| SET TASK |
Present the following data again exactly as it is shown.
___ SOURCE DATA ___
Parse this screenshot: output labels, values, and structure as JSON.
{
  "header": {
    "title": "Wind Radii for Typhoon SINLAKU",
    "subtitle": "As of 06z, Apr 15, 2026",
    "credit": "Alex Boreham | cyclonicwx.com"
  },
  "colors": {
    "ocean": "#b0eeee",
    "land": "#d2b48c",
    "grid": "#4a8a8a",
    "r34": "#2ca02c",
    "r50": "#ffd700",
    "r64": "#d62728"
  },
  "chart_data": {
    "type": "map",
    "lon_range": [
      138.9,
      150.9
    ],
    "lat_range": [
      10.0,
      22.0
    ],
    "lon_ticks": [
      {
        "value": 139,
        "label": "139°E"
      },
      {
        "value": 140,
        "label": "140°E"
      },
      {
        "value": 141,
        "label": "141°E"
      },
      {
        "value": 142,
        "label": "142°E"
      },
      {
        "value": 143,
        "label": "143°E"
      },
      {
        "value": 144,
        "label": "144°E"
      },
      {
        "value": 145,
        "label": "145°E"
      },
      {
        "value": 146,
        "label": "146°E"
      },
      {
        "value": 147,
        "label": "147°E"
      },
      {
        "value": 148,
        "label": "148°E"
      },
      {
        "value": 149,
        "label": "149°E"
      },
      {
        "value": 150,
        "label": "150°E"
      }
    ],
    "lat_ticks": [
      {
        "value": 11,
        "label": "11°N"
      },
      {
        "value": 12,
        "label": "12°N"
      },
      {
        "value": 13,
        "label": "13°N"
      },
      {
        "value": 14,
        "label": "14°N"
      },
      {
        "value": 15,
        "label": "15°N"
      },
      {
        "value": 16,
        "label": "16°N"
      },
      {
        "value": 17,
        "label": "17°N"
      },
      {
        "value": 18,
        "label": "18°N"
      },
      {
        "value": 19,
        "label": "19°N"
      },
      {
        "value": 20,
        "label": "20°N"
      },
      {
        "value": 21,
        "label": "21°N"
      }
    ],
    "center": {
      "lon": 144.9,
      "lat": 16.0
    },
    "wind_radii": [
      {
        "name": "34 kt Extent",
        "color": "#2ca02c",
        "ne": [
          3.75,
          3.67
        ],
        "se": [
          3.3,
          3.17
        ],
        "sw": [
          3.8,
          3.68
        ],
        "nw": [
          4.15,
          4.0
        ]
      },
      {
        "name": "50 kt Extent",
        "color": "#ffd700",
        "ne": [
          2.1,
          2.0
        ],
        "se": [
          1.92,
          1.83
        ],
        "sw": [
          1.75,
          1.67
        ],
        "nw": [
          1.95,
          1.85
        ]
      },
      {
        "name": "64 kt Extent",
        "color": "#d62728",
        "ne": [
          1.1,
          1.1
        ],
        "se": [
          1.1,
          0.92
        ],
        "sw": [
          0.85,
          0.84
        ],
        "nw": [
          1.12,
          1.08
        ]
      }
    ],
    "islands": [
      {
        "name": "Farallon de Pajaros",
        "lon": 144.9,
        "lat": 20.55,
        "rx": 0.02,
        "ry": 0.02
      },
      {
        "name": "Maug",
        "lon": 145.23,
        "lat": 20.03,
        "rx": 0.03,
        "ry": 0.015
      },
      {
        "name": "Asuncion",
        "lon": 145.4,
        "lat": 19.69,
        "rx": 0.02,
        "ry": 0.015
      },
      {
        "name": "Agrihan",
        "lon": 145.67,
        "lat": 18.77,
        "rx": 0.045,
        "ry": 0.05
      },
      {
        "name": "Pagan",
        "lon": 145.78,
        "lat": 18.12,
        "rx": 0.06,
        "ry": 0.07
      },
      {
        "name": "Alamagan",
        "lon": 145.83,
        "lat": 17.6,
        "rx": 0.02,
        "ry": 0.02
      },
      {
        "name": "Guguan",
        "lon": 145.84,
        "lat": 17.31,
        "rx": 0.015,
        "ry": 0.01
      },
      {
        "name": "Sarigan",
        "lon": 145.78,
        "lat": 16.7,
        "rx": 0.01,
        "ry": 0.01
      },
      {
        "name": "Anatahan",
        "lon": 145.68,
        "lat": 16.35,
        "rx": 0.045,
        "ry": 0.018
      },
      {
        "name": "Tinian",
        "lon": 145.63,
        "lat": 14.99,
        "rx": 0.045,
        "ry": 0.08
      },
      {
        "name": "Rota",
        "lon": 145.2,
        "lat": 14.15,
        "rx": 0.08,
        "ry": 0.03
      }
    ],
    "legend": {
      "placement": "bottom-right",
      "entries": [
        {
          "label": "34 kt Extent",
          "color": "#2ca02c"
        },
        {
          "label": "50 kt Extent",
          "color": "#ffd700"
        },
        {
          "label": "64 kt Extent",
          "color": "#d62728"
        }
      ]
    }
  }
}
___
| RESPONSE BELOW |
Parse this screenshot: output labels, values, and structure as JSON.
{
  "header": {
    "title": "Wind Radii for Typhoon SINLAKU",
    "subtitle": "As of 06z, Apr 15, 2026",
    "credit": "Alex Boreham | cyclonicwx.com"
  },
  "colors": {
    "ocean": "#b0eeee",
    "land": "#d2b48c",
    "grid": "#4a8a8a",
    "r34": "#2ca02c",
    "r50": "#ffd700",
    "r64": "#d62728"
  },
  "chart_data": {
    "type": "map",
    "lon_range": [
      138.9,
      150.9
    ],
    "lat_range": [
      10.0,
      22.0
    ],
    "lon_ticks": [
      {
        "value": 139,
        "label": "139°E"
      },
      {
        "value": 140,
        "label": "140°E"
      },
      {
        "value": 141,
        "label": "141°E"
      },
      {
        "value": 142,
        "label": "142°E"
      },
      {
        "value": 143,
        "label": "143°E"
      },
      {
        "value": 144,
        "label": "144°E"
      },
      {
        "value": 145,
        "label": "145°E"
      },
      {
        "value": 146,
        "label": "146°E"
      },
      {
        "value": 147,
        "label": "147°E"
      },
      {
        "value": 148,
        "label": "148°E"
      },
      {
        "value": 149,
        "label": "149°E"
      },
      {
        "value": 150,
        "label": "150°E"
      }
    ],
    "lat_ticks": [
      {
        "value": 11,
        "label": "11°N"
      },
      {
        "value": 12,
        "label": "12°N"
      },
      {
        "value": 13,
        "label": "13°N"
      },
      {
        "value": 14,
        "label": "14°N"
      },
      {
        "value": 15,
        "label": "15°N"
      },
      {
        "value": 16,
        "label": "16°N"
      },
      {
        "value": 17,
        "label": "17°N"
      },
      {
        "value": 18,
        "label": "18°N"
      },
      {
        "value": 19,
        "label": "19°N"
      },
      {
        "value": 20,
        "label": "20°N"
      },
      {
        "value": 21,
        "label": "21°N"
      }
    ],
    "center": {
      "lon": 144.9,
      "lat": 16.0
    },
    "wind_radii": [
      {
        "name": "34 kt Extent",
        "color": "#2ca02c",
        "ne": [
          3.75,
          3.67
        ],
        "se": [
          3.3,
          3.17
        ],
        "sw": [
          3.8,
          3.68
        ],
        "nw": [
          4.15,
          4.0
        ]
      },
      {
        "name": "50 kt Extent",
        "color": "#ffd700",
        "ne": [
          2.1,
          2.0
        ],
        "se": [
          1.92,
          1.83
        ],
        "sw": [
          1.75,
          1.67
        ],
        "nw": [
          1.95,
          1.85
        ]
      },
      {
        "name": "64 kt Extent",
        "color": "#d62728",
        "ne": [
          1.1,
          1.1
        ],
        "se": [
          1.1,
          0.92
        ],
        "sw": [
          0.85,
          0.84
        ],
        "nw": [
          1.12,
          1.08
        ]
      }
    ],
    "islands": [
      {
        "name": "Farallon de Pajaros",
        "lon": 144.9,
        "lat": 20.55,
        "rx": 0.02,
        "ry": 0.02
      },
      {
        "name": "Maug",
        "lon": 145.23,
        "lat": 20.03,
        "rx": 0.03,
        "ry": 0.015
      },
      {
        "name": "Asuncion",
        "lon": 145.4,
        "lat": 19.69,
        "rx": 0.02,
        "ry": 0.015
      },
      {
        "name": "Agrihan",
        "lon": 145.67,
        "lat": 18.77,
        "rx": 0.045,
        "ry": 0.05
      },
      {
        "name": "Pagan",
        "lon": 145.78,
        "lat": 18.12,
        "rx": 0.06,
        "ry": 0.07
      },
      {
        "name": "Alamagan",
        "lon": 145.83,
        "lat": 17.6,
        "rx": 0.02,
        "ry": 0.02
      },
      {
        "name": "Guguan",
        "lon": 145.84,
        "lat": 17.31,
        "rx": 0.015,
        "ry": 0.01
      },
      {
        "name": "Sarigan",
        "lon": 145.78,
        "lat": 16.7,
        "rx": 0.01,
        "ry": 0.01
      },
      {
        "name": "Anatahan",
        "lon": 145.68,
        "lat": 16.35,
        "rx": 0.045,
        "ry": 0.018
      },
      {
        "name": "Tinian",
        "lon": 145.63,
        "lat": 14.99,
        "rx": 0.045,
        "ry": 0.08
      },
      {
        "name": "Rota",
        "lon": 145.2,
        "lat": 14.15,
        "rx": 0.08,
        "ry": 0.03
      }
    ],
    "legend": {
      "placement": "bottom-right",
      "entries": [
        {
          "label": "34 kt Extent",
          "color": "#2ca02c"
        },
        {
          "label": "50 kt Extent",
          "color": "#ffd700"
        },
        {
          "label": "64 kt Extent",
          "color": "#d62728"
        }
      ]
    }
  }
}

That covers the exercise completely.